Stated problem —
Write out each line exactly as it stands, please.

** START Given records **

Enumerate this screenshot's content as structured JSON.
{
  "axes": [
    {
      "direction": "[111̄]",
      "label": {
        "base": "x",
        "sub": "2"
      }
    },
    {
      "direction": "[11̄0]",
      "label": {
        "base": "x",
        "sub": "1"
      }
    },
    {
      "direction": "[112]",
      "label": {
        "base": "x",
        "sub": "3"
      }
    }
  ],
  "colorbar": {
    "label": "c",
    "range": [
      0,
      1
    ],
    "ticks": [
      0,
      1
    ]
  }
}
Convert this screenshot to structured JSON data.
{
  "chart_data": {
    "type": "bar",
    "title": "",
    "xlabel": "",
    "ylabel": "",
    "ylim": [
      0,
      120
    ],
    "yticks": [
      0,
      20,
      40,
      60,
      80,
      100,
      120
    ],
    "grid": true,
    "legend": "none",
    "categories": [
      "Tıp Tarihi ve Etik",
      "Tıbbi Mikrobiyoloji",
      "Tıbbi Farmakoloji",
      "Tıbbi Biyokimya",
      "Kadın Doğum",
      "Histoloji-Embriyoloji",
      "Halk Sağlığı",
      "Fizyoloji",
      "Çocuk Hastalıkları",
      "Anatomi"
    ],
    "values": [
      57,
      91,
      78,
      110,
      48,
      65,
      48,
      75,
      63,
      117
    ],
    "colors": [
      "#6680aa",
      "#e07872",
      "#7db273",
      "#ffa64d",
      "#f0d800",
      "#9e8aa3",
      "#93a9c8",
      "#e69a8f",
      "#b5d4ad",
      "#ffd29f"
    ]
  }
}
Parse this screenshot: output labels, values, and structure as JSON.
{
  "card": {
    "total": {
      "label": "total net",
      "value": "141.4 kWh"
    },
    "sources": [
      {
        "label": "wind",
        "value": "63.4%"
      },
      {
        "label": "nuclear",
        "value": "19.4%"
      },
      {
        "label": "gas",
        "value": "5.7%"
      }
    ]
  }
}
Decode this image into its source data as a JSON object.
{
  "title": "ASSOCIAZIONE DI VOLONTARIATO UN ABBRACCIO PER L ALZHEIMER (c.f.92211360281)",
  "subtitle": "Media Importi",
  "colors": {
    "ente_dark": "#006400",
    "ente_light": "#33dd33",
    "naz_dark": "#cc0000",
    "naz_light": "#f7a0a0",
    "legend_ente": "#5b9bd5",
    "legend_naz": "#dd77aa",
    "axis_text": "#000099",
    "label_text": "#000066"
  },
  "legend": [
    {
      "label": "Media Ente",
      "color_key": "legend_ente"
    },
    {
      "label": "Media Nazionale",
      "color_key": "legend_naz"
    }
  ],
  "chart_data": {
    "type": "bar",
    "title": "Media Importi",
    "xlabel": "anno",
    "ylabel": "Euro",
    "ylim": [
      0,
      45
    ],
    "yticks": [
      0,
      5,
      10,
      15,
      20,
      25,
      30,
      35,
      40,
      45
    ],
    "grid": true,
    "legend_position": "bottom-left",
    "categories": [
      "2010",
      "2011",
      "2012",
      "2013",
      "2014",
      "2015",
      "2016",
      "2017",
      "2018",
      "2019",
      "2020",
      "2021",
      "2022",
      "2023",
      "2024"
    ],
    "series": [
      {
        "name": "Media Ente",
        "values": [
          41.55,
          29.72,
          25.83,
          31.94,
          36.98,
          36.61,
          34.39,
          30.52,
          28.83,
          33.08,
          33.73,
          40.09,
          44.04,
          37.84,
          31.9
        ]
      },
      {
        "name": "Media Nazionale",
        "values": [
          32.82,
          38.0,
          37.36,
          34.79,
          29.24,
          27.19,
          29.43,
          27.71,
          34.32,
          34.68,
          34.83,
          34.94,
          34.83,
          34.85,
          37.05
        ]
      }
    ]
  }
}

** END Given records **

Task answer —
Enumerate this screenshot's content as structured JSON.
{
  "axes": [
    {
      "direction": "[111̄]",
      "label": {
        "base": "x",
        "sub": "2"
      }
    },
    {
      "direction": "[11̄0]",
      "label": {
        "base": "x",
        "sub": "1"
      }
    },
    {
      "direction": "[112]",
      "label": {
        "base": "x",
        "sub": "3"
      }
    }
  ],
  "colorbar": {
    "label": "c",
    "range": [
      0,
      1
    ],
    "ticks": [
      0,
      1
    ]
  }
}
Convert this screenshot to structured JSON data.
{
  "chart_data": {
    "type": "bar",
    "title": "",
    "xlabel": "",
    "ylabel": "",
    "ylim": [
      0,
      120
    ],
    "yticks": [
      0,
      20,
      40,
      60,
      80,
      100,
      120
    ],
    "grid": true,
    "legend": "none",
    "categories": [
      "Tıp Tarihi ve Etik",
      "Tıbbi Mikrobiyoloji",
      "Tıbbi Farmakoloji",
      "Tıbbi Biyokimya",
      "Kadın Doğum",
      "Histoloji-Embriyoloji",
      "Halk Sağlığı",
      "Fizyoloji",
      "Çocuk Hastalıkları",
      "Anatomi"
    ],
    "values": [
      57,
      91,
      78,
      110,
      48,
      65,
      48,
      75,
      63,
      117
    ],
    "colors": [
      "#6680aa",
      "#e07872",
      "#7db273",
      "#ffa64d",
      "#f0d800",
      "#9e8aa3",
      "#93a9c8",
      "#e69a8f",
      "#b5d4ad",
      "#ffd29f"
    ]
  }
}
Parse this screenshot: output labels, values, and structure as JSON.
{
  "card": {
    "total": {
      "label": "total net",
      "value": "141.4 kWh"
    },
    "sources": [
      {
        "label": "wind",
        "value": "63.4%"
      },
      {
        "label": "nuclear",
        "value": "19.4%"
      },
      {
        "label": "gas",
        "value": "5.7%"
      }
    ]
  }
}
Decode this image into its source data as a JSON object.
{
  "title": "ASSOCIAZIONE DI VOLONTARIATO UN ABBRACCIO PER L ALZHEIMER (c.f.92211360281)",
  "subtitle": "Media Importi",
  "colors": {
    "ente_dark": "#006400",
    "ente_light": "#33dd33",
    "naz_dark": "#cc0000",
    "naz_light": "#f7a0a0",
    "legend_ente": "#5b9bd5",
    "legend_naz": "#dd77aa",
    "axis_text": "#000099",
    "label_text": "#000066"
  },
  "legend": [
    {
      "label": "Media Ente",
      "color_key": "legend_ente"
    },
    {
      "label": "Media Nazionale",
      "color_key": "legend_naz"
    }
  ],
  "chart_data": {
    "type": "bar",
    "title": "Media Importi",
    "xlabel": "anno",
    "ylabel": "Euro",
    "ylim": [
      0,
      45
    ],
    "yticks": [
      0,
      5,
      10,
      15,
      20,
      25,
      30,
      35,
      40,
      45
    ],
    "grid": true,
    "legend_position": "bottom-left",
    "categories": [
      "2010",
      "2011",
      "2012",
      "2013",
      "2014",
      "2015",
      "2016",
      "2017",
      "2018",
      "2019",
      "2020",
      "2021",
      "2022",
      "2023",
      "2024"
    ],
    "series": [
      {
        "name": "Media Ente",
        "values": [
          41.55,
          29.72,
          25.83,
          31.94,
          36.98,
          36.61,
          34.39,
          30.52,
          28.83,
          33.08,
          33.73,
          40.09,
          44.04,
          37.84,
          31.9
        ]
      },
      {
        "name": "Media Nazionale",
        "values": [
          32.82,
          38.0,
          37.36,
          34.79,
          29.24,
          27.19,
          29.43,
          27.71,
          34.32,
          34.68,
          34.83,
          34.94,
          34.83,
          34.85,
          37.05
        ]
      }
    ]
  }
}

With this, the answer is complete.